> _THE EXERCISE_:
Below are some entries; can you quote all of them exactly?

> _DATA EXCERPTS_:
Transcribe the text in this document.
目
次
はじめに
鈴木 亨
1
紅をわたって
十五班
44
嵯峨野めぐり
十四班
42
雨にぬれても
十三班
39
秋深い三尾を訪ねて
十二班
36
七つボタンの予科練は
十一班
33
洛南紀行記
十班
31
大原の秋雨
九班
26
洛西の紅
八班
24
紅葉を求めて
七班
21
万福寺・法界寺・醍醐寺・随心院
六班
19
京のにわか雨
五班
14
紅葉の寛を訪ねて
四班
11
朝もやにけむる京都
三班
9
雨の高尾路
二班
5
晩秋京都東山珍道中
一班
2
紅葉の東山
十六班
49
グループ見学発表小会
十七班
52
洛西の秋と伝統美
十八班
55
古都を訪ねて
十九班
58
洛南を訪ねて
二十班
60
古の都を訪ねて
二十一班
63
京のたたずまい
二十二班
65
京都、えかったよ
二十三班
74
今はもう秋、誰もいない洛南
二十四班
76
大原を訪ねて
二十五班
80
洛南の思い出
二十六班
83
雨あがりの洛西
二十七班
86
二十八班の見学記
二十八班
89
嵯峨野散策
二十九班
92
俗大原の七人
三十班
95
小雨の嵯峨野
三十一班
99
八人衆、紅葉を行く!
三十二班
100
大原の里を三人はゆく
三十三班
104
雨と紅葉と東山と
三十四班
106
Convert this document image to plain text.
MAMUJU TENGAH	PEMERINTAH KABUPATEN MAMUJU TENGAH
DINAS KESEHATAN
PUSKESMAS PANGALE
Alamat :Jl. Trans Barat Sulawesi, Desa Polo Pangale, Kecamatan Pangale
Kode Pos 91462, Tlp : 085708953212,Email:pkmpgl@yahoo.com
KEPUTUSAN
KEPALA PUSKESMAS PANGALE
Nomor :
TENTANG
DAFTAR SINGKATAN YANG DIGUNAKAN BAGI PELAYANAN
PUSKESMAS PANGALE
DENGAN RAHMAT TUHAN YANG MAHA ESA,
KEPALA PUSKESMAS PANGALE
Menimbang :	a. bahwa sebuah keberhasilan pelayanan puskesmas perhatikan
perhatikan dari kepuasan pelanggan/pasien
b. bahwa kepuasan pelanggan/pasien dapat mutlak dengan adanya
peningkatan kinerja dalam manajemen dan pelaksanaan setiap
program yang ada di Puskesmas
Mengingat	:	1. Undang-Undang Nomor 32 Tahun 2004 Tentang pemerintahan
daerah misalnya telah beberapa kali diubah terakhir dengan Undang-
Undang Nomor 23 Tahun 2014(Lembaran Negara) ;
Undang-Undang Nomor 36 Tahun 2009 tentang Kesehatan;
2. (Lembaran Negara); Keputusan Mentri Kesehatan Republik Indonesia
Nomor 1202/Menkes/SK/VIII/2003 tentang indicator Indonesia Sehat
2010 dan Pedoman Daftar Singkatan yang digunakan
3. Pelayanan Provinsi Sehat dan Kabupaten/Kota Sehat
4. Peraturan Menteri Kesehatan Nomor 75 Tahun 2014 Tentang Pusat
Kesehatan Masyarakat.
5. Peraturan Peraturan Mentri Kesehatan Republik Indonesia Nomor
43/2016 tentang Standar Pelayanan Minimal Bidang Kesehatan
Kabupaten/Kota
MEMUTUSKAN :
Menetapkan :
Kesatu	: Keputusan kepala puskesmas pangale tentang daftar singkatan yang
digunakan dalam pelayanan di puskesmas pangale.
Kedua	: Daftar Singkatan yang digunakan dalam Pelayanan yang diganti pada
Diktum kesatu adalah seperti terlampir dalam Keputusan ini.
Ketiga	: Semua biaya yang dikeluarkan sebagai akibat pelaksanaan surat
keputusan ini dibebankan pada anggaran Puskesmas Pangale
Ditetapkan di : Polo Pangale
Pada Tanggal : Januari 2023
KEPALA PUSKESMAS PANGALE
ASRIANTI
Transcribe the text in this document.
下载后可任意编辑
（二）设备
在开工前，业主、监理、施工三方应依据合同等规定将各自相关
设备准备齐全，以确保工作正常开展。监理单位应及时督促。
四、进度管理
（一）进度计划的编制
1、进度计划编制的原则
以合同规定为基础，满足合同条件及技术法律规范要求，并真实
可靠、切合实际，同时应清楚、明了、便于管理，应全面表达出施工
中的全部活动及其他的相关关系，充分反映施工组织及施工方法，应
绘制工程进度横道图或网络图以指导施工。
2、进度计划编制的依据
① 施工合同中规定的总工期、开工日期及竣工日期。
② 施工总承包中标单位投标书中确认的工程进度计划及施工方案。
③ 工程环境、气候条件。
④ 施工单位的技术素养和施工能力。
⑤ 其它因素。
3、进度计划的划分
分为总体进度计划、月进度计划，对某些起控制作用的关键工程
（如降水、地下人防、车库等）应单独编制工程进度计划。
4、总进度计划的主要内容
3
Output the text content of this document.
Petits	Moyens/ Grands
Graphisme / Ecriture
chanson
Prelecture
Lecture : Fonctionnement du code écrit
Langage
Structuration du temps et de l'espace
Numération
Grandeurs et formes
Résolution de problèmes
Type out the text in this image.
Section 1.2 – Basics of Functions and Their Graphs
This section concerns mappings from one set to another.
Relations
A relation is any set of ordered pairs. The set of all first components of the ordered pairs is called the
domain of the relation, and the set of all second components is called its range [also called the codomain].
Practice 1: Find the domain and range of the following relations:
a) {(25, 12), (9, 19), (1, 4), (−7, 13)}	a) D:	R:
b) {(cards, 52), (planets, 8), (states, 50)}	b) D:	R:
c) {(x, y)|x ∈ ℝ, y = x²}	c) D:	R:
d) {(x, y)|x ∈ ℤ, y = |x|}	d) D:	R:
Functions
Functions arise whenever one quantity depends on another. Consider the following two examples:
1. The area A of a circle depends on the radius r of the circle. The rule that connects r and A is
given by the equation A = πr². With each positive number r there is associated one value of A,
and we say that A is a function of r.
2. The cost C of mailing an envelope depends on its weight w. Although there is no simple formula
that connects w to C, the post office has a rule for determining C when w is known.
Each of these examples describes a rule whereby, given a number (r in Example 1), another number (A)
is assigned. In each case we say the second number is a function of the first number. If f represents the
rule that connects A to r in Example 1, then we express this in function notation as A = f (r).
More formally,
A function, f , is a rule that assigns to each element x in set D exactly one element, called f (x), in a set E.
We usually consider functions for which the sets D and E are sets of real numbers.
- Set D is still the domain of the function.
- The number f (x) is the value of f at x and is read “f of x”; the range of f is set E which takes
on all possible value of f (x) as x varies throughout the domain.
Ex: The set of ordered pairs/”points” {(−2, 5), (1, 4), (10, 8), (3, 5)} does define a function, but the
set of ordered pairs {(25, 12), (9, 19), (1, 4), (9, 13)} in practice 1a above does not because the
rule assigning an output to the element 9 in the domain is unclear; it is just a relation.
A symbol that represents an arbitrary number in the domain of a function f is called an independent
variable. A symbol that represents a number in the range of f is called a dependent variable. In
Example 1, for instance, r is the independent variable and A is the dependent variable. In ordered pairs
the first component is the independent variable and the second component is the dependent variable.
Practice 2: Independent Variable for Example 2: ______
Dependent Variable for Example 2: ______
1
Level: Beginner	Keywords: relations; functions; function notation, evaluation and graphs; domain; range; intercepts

> _SOLUTION TO THE PROBLEM_:
Transcribe the text in this document.
目
次
はじめに
鈴木 亨
1
紅をわたって
十五班
44
嵯峨野めぐり
十四班
42
雨にぬれても
十三班
39
秋深い三尾を訪ねて
十二班
36
七つボタンの予科練は
十一班
33
洛南紀行記
十班
31
大原の秋雨
九班
26
洛西の紅
八班
24
紅葉を求めて
七班
21
万福寺・法界寺・醍醐寺・随心院
六班
19
京のにわか雨
五班
14
紅葉の寛を訪ねて
四班
11
朝もやにけむる京都
三班
9
雨の高尾路
二班
5
晩秋京都東山珍道中
一班
2
紅葉の東山
十六班
49
グループ見学発表小会
十七班
52
洛西の秋と伝統美
十八班
55
古都を訪ねて
十九班
58
洛南を訪ねて
二十班
60
古の都を訪ねて
二十一班
63
京のたたずまい
二十二班
65
京都、えかったよ
二十三班
74
今はもう秋、誰もいない洛南
二十四班
76
大原を訪ねて
二十五班
80
洛南の思い出
二十六班
83
雨あがりの洛西
二十七班
86
二十八班の見学記
二十八班
89
嵯峨野散策
二十九班
92
俗大原の七人
三十班
95
小雨の嵯峨野
三十一班
99
八人衆、紅葉を行く!
三十二班
100
大原の里を三人はゆく
三十三班
104
雨と紅葉と東山と
三十四班
106
Convert this document image to plain text.
MAMUJU TENGAH	PEMERINTAH KABUPATEN MAMUJU TENGAH
DINAS KESEHATAN
PUSKESMAS PANGALE
Alamat :Jl. Trans Barat Sulawesi, Desa Polo Pangale, Kecamatan Pangale
Kode Pos 91462, Tlp : 085708953212,Email:pkmpgl@yahoo.com
KEPUTUSAN
KEPALA PUSKESMAS PANGALE
Nomor :
TENTANG
DAFTAR SINGKATAN YANG DIGUNAKAN BAGI PELAYANAN
PUSKESMAS PANGALE
DENGAN RAHMAT TUHAN YANG MAHA ESA,
KEPALA PUSKESMAS PANGALE
Menimbang :	a. bahwa sebuah keberhasilan pelayanan puskesmas perhatikan
perhatikan dari kepuasan pelanggan/pasien
b. bahwa kepuasan pelanggan/pasien dapat mutlak dengan adanya
peningkatan kinerja dalam manajemen dan pelaksanaan setiap
program yang ada di Puskesmas
Mengingat	:	1. Undang-Undang Nomor 32 Tahun 2004 Tentang pemerintahan
daerah misalnya telah beberapa kali diubah terakhir dengan Undang-
Undang Nomor 23 Tahun 2014(Lembaran Negara) ;
Undang-Undang Nomor 36 Tahun 2009 tentang Kesehatan;
2. (Lembaran Negara); Keputusan Mentri Kesehatan Republik Indonesia
Nomor 1202/Menkes/SK/VIII/2003 tentang indicator Indonesia Sehat
2010 dan Pedoman Daftar Singkatan yang digunakan
3. Pelayanan Provinsi Sehat dan Kabupaten/Kota Sehat
4. Peraturan Menteri Kesehatan Nomor 75 Tahun 2014 Tentang Pusat
Kesehatan Masyarakat.
5. Peraturan Peraturan Mentri Kesehatan Republik Indonesia Nomor
43/2016 tentang Standar Pelayanan Minimal Bidang Kesehatan
Kabupaten/Kota
MEMUTUSKAN :
Menetapkan :
Kesatu	: Keputusan kepala puskesmas pangale tentang daftar singkatan yang
digunakan dalam pelayanan di puskesmas pangale.
Kedua	: Daftar Singkatan yang digunakan dalam Pelayanan yang diganti pada
Diktum kesatu adalah seperti terlampir dalam Keputusan ini.
Ketiga	: Semua biaya yang dikeluarkan sebagai akibat pelaksanaan surat
keputusan ini dibebankan pada anggaran Puskesmas Pangale
Ditetapkan di : Polo Pangale
Pada Tanggal : Januari 2023
KEPALA PUSKESMAS PANGALE
ASRIANTI
Transcribe the text in this document.
下载后可任意编辑
（二）设备
在开工前，业主、监理、施工三方应依据合同等规定将各自相关
设备准备齐全，以确保工作正常开展。监理单位应及时督促。
四、进度管理
（一）进度计划的编制
1、进度计划编制的原则
以合同规定为基础，满足合同条件及技术法律规范要求，并真实
可靠、切合实际，同时应清楚、明了、便于管理，应全面表达出施工
中的全部活动及其他的相关关系，充分反映施工组织及施工方法，应
绘制工程进度横道图或网络图以指导施工。
2、进度计划编制的依据
① 施工合同中规定的总工期、开工日期及竣工日期。
② 施工总承包中标单位投标书中确认的工程进度计划及施工方案。
③ 工程环境、气候条件。
④ 施工单位的技术素养和施工能力。
⑤ 其它因素。
3、进度计划的划分
分为总体进度计划、月进度计划，对某些起控制作用的关键工程
（如降水、地下人防、车库等）应单独编制工程进度计划。
4、总进度计划的主要内容
3
Output the text content of this document.
Petits	Moyens/ Grands
Graphisme / Ecriture
chanson
Prelecture
Lecture : Fonctionnement du code écrit
Langage
Structuration du temps et de l'espace
Numération
Grandeurs et formes
Résolution de problèmes
Type out the text in this image.
Section 1.2 – Basics of Functions and Their Graphs
This section concerns mappings from one set to another.
Relations
A relation is any set of ordered pairs. The set of all first components of the ordered pairs is called the
domain of the relation, and the set of all second components is called its range [also called the codomain].
Practice 1: Find the domain and range of the following relations:
a) {(25, 12), (9, 19), (1, 4), (−7, 13)}	a) D:	R:
b) {(cards, 52), (planets, 8), (states, 50)}	b) D:	R:
c) {(x, y)|x ∈ ℝ, y = x²}	c) D:	R:
d) {(x, y)|x ∈ ℤ, y = |x|}	d) D:	R:
Functions
Functions arise whenever one quantity depends on another. Consider the following two examples:
1. The area A of a circle depends on the radius r of the circle. The rule that connects r and A is
given by the equation A = πr². With each positive number r there is associated one value of A,
and we say that A is a function of r.
2. The cost C of mailing an envelope depends on its weight w. Although there is no simple formula
that connects w to C, the post office has a rule for determining C when w is known.
Each of these examples describes a rule whereby, given a number (r in Example 1), another number (A)
is assigned. In each case we say the second number is a function of the first number. If f represents the
rule that connects A to r in Example 1, then we express this in function notation as A = f (r).
More formally,
A function, f , is a rule that assigns to each element x in set D exactly one element, called f (x), in a set E.
We usually consider functions for which the sets D and E are sets of real numbers.
- Set D is still the domain of the function.
- The number f (x) is the value of f at x and is read “f of x”; the range of f is set E which takes
on all possible value of f (x) as x varies throughout the domain.
Ex: The set of ordered pairs/”points” {(−2, 5), (1, 4), (10, 8), (3, 5)} does define a function, but the
set of ordered pairs {(25, 12), (9, 19), (1, 4), (9, 13)} in practice 1a above does not because the
rule assigning an output to the element 9 in the domain is unclear; it is just a relation.
A symbol that represents an arbitrary number in the domain of a function f is called an independent
variable. A symbol that represents a number in the range of f is called a dependent variable. In
Example 1, for instance, r is the independent variable and A is the dependent variable. In ordered pairs
the first component is the independent variable and the second component is the dependent variable.
Practice 2: Independent Variable for Example 2: ______
Dependent Variable for Example 2: ______
1
Level: Beginner	Keywords: relations; functions; function notation, evaluation and graphs; domain; range; intercepts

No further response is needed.